## Work required
Restate, word for word, every line of the data.

## Task inputs
-- START --

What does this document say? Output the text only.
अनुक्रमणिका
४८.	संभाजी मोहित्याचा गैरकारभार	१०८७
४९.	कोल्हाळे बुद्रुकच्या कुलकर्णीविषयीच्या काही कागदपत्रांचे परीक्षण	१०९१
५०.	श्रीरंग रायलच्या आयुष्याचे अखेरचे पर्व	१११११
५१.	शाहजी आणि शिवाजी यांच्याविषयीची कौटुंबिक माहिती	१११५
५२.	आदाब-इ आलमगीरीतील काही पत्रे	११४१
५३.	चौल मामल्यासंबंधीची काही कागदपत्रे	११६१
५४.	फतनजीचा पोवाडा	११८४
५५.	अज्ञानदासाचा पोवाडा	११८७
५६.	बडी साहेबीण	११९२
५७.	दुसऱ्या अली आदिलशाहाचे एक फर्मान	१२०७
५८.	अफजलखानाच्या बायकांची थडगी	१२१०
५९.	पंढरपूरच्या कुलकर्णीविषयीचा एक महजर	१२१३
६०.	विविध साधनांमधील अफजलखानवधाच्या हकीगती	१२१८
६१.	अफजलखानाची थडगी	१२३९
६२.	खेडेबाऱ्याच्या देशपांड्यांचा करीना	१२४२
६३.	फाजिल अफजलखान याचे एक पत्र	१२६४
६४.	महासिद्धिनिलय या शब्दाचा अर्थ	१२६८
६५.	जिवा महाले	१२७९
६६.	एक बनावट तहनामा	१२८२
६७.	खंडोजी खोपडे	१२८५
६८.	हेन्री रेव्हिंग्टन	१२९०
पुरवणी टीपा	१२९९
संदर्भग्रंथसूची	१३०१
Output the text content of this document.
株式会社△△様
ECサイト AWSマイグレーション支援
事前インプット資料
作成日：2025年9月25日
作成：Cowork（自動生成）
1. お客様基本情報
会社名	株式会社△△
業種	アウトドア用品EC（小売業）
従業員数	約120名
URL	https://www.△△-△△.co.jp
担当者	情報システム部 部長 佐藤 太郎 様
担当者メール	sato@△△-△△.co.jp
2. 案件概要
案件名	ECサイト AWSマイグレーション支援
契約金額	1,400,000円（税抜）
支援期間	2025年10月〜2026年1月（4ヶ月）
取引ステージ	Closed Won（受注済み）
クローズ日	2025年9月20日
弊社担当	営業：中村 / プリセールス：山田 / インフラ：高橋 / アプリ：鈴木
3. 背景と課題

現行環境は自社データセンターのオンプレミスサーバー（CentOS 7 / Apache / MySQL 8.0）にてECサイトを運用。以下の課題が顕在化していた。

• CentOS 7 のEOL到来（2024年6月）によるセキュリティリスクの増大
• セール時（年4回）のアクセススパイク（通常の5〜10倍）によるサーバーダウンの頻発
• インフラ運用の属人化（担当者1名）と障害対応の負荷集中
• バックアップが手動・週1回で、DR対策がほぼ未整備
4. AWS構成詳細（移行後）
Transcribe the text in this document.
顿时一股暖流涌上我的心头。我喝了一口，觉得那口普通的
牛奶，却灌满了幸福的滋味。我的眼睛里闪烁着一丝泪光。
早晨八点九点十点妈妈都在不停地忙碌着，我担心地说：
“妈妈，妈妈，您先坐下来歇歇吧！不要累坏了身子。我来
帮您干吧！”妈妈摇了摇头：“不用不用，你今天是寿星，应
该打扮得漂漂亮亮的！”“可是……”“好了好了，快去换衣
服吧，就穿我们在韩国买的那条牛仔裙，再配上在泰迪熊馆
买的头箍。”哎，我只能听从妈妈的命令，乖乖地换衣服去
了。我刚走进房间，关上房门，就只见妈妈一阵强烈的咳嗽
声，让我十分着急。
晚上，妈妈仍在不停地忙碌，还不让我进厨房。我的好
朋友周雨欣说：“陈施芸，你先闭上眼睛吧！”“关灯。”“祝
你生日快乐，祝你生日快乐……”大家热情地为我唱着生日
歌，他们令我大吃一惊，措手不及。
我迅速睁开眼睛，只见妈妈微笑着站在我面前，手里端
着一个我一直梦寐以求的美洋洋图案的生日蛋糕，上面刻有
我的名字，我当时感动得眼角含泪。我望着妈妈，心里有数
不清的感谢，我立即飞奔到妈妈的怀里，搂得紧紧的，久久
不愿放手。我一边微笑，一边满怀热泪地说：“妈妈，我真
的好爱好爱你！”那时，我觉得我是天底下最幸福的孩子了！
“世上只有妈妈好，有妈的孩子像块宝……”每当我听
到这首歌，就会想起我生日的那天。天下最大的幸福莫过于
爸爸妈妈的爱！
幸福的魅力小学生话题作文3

-- END --

## Output of the exercise
What does this document say? Output the text only.
अनुक्रमणिका
४८.	संभाजी मोहित्याचा गैरकारभार	१०८७
४९.	कोल्हाळे बुद्रुकच्या कुलकर्णीविषयीच्या काही कागदपत्रांचे परीक्षण	१०९१
५०.	श्रीरंग रायलच्या आयुष्याचे अखेरचे पर्व	१११११
५१.	शाहजी आणि शिवाजी यांच्याविषयीची कौटुंबिक माहिती	१११५
५२.	आदाब-इ आलमगीरीतील काही पत्रे	११४१
५३.	चौल मामल्यासंबंधीची काही कागदपत्रे	११६१
५४.	फतनजीचा पोवाडा	११८४
५५.	अज्ञानदासाचा पोवाडा	११८७
५६.	बडी साहेबीण	११९२
५७.	दुसऱ्या अली आदिलशाहाचे एक फर्मान	१२०७
५८.	अफजलखानाच्या बायकांची थडगी	१२१०
५९.	पंढरपूरच्या कुलकर्णीविषयीचा एक महजर	१२१३
६०.	विविध साधनांमधील अफजलखानवधाच्या हकीगती	१२१८
६१.	अफजलखानाची थडगी	१२३९
६२.	खेडेबाऱ्याच्या देशपांड्यांचा करीना	१२४२
६३.	फाजिल अफजलखान याचे एक पत्र	१२६४
६४.	महासिद्धिनिलय या शब्दाचा अर्थ	१२६८
६५.	जिवा महाले	१२७९
६६.	एक बनावट तहनामा	१२८२
६७.	खंडोजी खोपडे	१२८५
६८.	हेन्री रेव्हिंग्टन	१२९०
पुरवणी टीपा	१२९९
संदर्भग्रंथसूची	१३०१
Output the text content of this document.
株式会社△△様
ECサイト AWSマイグレーション支援
事前インプット資料
作成日：2025年9月25日
作成：Cowork（自動生成）
1. お客様基本情報
会社名	株式会社△△
業種	アウトドア用品EC（小売業）
従業員数	約120名
URL	https://www.△△-△△.co.jp
担当者	情報システム部 部長 佐藤 太郎 様
担当者メール	sato@△△-△△.co.jp
2. 案件概要
案件名	ECサイト AWSマイグレーション支援
契約金額	1,400,000円（税抜）
支援期間	2025年10月〜2026年1月（4ヶ月）
取引ステージ	Closed Won（受注済み）
クローズ日	2025年9月20日
弊社担当	営業：中村 / プリセールス：山田 / インフラ：高橋 / アプリ：鈴木
3. 背景と課題

現行環境は自社データセンターのオンプレミスサーバー（CentOS 7 / Apache / MySQL 8.0）にてECサイトを運用。以下の課題が顕在化していた。

• CentOS 7 のEOL到来（2024年6月）によるセキュリティリスクの増大
• セール時（年4回）のアクセススパイク（通常の5〜10倍）によるサーバーダウンの頻発
• インフラ運用の属人化（担当者1名）と障害対応の負荷集中
• バックアップが手動・週1回で、DR対策がほぼ未整備
4. AWS構成詳細（移行後）
Transcribe the text in this document.
顿时一股暖流涌上我的心头。我喝了一口，觉得那口普通的
牛奶，却灌满了幸福的滋味。我的眼睛里闪烁着一丝泪光。
早晨八点九点十点妈妈都在不停地忙碌着，我担心地说：
“妈妈，妈妈，您先坐下来歇歇吧！不要累坏了身子。我来
帮您干吧！”妈妈摇了摇头：“不用不用，你今天是寿星，应
该打扮得漂漂亮亮的！”“可是……”“好了好了，快去换衣
服吧，就穿我们在韩国买的那条牛仔裙，再配上在泰迪熊馆
买的头箍。”哎，我只能听从妈妈的命令，乖乖地换衣服去
了。我刚走进房间，关上房门，就只见妈妈一阵强烈的咳嗽
声，让我十分着急。
晚上，妈妈仍在不停地忙碌，还不让我进厨房。我的好
朋友周雨欣说：“陈施芸，你先闭上眼睛吧！”“关灯。”“祝
你生日快乐，祝你生日快乐……”大家热情地为我唱着生日
歌，他们令我大吃一惊，措手不及。
我迅速睁开眼睛，只见妈妈微笑着站在我面前，手里端
着一个我一直梦寐以求的美洋洋图案的生日蛋糕，上面刻有
我的名字，我当时感动得眼角含泪。我望着妈妈，心里有数
不清的感谢，我立即飞奔到妈妈的怀里，搂得紧紧的，久久
不愿放手。我一边微笑，一边满怀热泪地说：“妈妈，我真
的好爱好爱你！”那时，我觉得我是天底下最幸福的孩子了！
“世上只有妈妈好，有妈的孩子像块宝……”每当我听
到这首歌，就会想起我生日的那天。天下最大的幸福莫过于
爸爸妈妈的爱！
幸福的魅力小学生话题作文3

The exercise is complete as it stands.